TASK TO CARRY OUT = Copy every line in which the string "this" occurs.

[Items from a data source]
+ + +

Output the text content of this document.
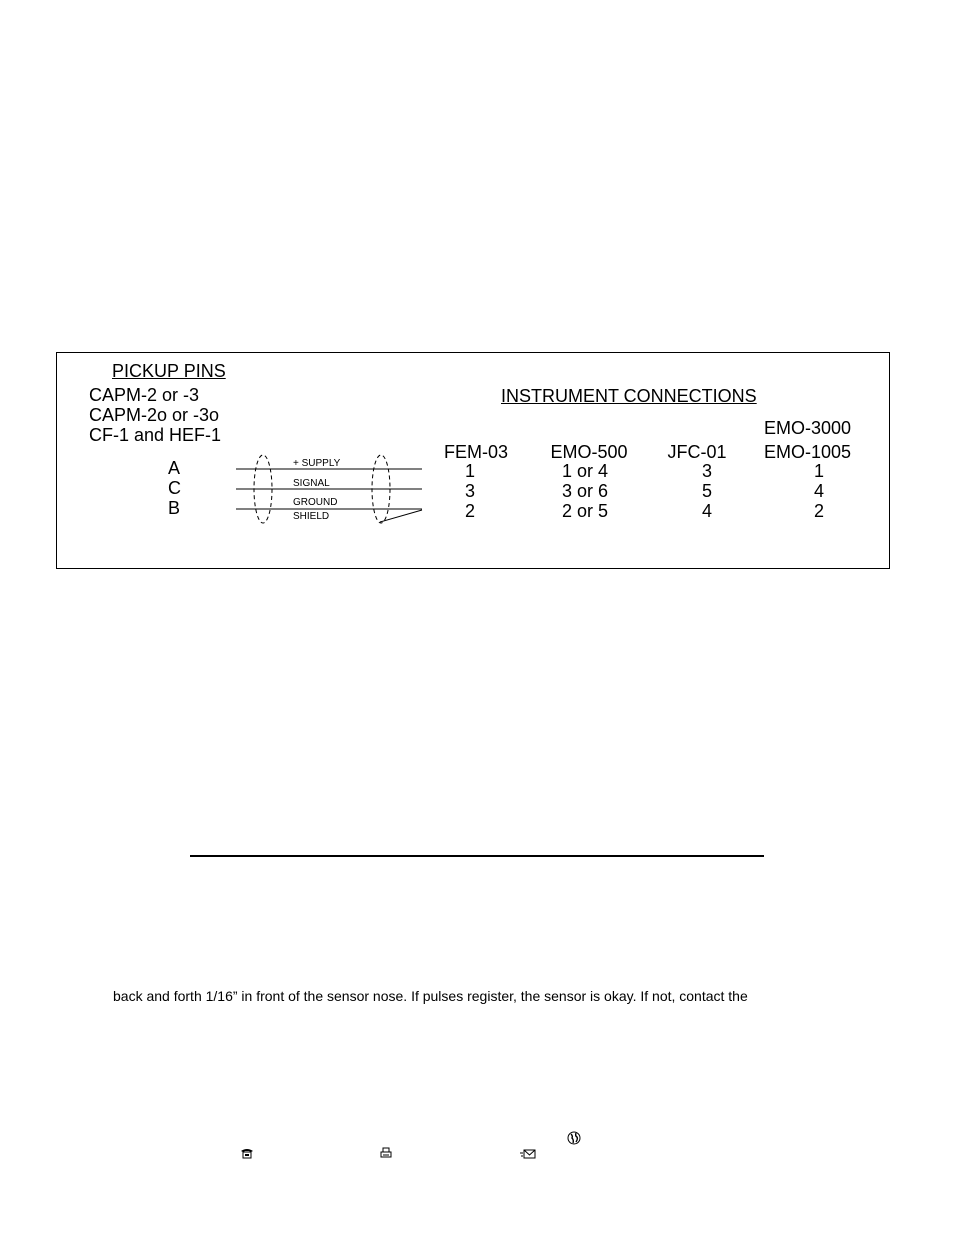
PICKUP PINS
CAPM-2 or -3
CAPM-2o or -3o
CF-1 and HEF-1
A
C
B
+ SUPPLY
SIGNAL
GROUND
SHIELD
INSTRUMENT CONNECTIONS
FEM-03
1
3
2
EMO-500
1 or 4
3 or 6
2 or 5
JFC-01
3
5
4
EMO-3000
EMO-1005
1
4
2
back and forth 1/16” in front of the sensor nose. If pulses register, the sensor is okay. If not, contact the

+ + +

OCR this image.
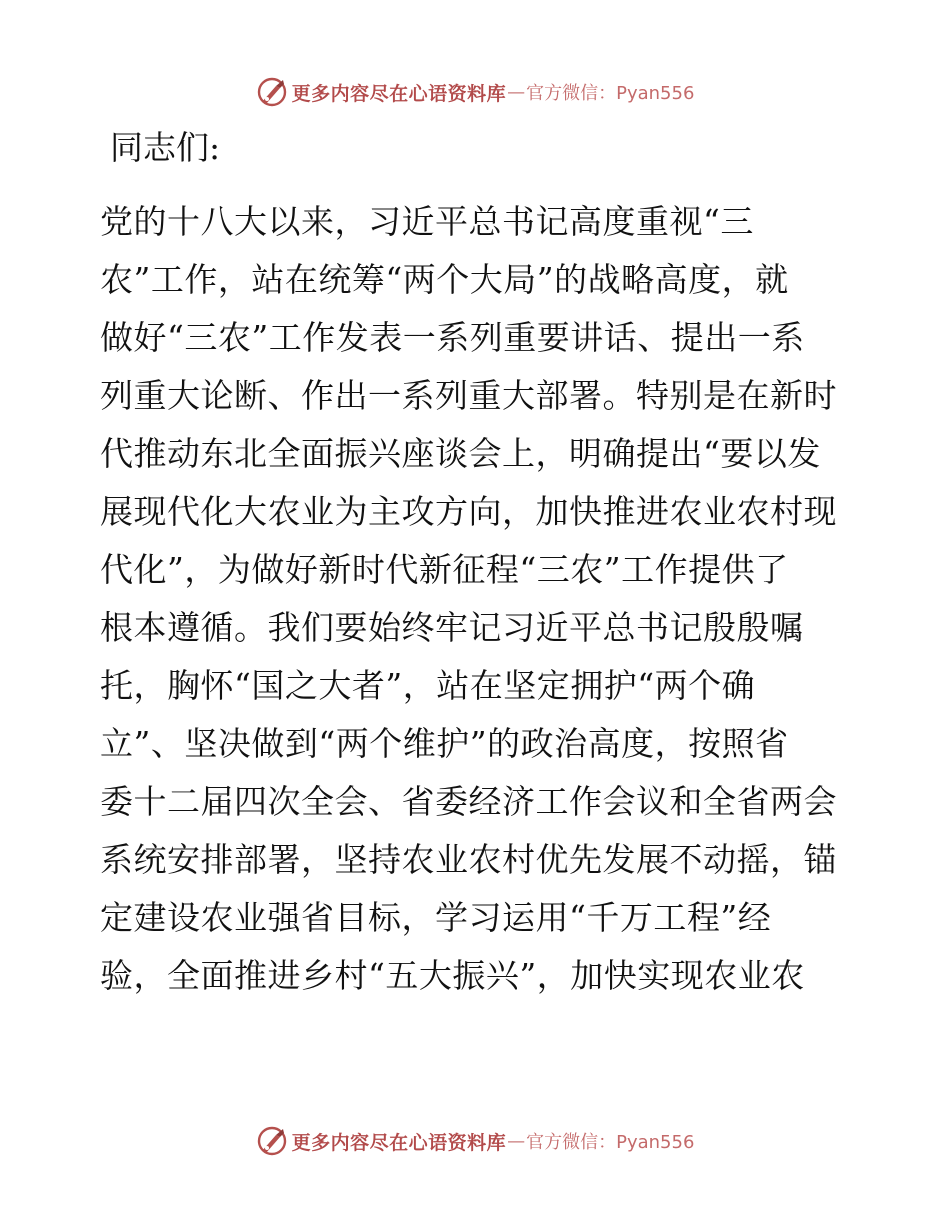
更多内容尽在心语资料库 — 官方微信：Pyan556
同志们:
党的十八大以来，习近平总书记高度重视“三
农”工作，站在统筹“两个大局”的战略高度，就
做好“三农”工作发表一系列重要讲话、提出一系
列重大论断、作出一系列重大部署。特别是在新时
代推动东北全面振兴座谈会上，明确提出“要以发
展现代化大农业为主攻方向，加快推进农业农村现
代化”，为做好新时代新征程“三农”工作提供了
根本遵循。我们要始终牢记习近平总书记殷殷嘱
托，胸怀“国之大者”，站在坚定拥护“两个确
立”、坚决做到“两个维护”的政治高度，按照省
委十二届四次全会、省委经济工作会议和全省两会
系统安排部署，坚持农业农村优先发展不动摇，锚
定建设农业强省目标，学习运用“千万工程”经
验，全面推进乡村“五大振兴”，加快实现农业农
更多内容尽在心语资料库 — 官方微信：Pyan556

+ + +

RIGHT ANSWER =
Output the text content of this document.
OCR this image.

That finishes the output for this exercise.